[Task requirements]
List all lines of the data containing the word "ylabel".

Rows from a figure dataset:
—————

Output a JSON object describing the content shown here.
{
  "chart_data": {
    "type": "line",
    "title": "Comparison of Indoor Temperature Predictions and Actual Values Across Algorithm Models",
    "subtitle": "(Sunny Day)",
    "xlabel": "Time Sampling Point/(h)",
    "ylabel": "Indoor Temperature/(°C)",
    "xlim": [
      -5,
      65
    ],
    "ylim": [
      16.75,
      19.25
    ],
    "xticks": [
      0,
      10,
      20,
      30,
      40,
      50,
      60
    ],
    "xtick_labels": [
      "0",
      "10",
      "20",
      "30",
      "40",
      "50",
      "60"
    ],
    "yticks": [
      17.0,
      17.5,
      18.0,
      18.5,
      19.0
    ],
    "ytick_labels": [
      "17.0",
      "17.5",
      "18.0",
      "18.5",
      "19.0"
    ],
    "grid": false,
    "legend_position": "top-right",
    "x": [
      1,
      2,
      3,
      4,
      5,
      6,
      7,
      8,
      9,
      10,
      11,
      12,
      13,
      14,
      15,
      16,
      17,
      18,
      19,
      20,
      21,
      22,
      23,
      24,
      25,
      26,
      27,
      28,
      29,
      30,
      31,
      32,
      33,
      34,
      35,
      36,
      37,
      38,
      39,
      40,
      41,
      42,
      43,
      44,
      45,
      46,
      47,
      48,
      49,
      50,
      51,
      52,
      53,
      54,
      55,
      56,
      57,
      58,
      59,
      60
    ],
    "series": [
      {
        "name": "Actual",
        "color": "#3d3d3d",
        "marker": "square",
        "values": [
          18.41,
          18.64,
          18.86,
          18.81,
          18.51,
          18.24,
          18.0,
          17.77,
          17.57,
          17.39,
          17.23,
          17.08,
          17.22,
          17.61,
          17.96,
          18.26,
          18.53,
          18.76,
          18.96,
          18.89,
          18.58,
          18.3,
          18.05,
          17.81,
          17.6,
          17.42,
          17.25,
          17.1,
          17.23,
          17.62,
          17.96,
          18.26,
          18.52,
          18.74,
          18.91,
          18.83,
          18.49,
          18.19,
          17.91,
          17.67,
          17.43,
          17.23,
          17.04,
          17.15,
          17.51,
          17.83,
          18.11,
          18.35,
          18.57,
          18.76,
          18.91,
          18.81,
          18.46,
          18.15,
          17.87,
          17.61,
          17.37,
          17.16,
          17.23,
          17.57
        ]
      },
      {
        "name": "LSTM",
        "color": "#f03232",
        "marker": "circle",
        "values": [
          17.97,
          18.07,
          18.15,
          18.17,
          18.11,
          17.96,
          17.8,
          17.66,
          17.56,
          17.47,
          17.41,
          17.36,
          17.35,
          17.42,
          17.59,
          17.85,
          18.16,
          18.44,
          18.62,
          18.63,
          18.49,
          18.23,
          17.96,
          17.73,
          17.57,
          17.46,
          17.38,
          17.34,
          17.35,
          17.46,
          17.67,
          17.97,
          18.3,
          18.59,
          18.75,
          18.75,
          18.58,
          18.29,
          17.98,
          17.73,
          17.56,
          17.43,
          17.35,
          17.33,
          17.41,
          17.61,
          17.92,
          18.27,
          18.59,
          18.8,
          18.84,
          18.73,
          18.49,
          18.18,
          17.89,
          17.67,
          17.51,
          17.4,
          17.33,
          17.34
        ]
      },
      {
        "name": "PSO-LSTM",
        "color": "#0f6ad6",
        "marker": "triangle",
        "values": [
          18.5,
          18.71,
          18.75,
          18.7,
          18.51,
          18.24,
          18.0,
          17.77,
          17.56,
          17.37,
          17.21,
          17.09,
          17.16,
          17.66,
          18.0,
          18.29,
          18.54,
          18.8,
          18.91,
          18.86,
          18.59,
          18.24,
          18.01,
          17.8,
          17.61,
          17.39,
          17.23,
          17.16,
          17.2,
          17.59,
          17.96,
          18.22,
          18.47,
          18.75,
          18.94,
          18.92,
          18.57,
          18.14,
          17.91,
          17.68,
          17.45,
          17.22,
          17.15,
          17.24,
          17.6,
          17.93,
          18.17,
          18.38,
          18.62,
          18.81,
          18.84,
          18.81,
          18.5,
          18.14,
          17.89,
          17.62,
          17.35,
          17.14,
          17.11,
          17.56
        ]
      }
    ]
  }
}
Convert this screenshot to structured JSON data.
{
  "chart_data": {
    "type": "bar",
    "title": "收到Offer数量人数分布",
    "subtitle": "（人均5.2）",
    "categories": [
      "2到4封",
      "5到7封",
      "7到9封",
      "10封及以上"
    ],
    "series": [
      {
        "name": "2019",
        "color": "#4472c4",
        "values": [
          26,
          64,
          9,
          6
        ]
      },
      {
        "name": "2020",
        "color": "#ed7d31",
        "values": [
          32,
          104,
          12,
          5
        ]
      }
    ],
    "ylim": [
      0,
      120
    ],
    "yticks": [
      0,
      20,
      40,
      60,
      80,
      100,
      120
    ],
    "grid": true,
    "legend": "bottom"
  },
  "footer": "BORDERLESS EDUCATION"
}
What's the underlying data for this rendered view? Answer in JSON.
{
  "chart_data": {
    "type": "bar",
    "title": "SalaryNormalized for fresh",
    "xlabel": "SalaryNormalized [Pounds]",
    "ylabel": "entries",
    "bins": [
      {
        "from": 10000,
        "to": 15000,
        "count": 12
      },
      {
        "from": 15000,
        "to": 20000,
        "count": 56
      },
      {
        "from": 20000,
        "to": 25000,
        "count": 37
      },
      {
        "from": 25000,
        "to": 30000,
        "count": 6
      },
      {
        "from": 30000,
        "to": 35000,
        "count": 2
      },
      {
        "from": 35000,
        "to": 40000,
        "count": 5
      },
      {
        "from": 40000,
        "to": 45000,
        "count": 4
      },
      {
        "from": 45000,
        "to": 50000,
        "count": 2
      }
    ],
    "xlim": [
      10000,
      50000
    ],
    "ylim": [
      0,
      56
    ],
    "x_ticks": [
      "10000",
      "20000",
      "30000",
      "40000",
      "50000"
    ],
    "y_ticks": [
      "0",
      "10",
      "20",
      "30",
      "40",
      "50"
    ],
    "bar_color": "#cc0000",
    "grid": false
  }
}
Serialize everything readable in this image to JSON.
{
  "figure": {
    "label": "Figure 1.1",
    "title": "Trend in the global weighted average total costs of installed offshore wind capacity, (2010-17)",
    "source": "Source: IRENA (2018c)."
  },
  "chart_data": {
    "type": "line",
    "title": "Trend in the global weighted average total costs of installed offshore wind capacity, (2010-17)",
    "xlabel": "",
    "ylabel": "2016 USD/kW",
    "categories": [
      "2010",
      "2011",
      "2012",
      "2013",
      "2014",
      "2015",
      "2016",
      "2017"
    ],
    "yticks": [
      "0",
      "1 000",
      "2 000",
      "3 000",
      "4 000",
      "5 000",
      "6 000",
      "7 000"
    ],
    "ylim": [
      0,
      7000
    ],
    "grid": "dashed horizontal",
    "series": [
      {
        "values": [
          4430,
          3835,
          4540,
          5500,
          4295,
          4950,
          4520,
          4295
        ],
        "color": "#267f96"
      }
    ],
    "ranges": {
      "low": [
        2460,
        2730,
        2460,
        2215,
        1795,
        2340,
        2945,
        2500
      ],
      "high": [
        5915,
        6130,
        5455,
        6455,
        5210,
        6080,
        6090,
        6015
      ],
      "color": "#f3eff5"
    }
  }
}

—————

[Output for this exercise]
    "ylabel": "Indoor Temperature/(°C)",
    "ylabel": "entries",
    "ylabel": "2016 USD/kW",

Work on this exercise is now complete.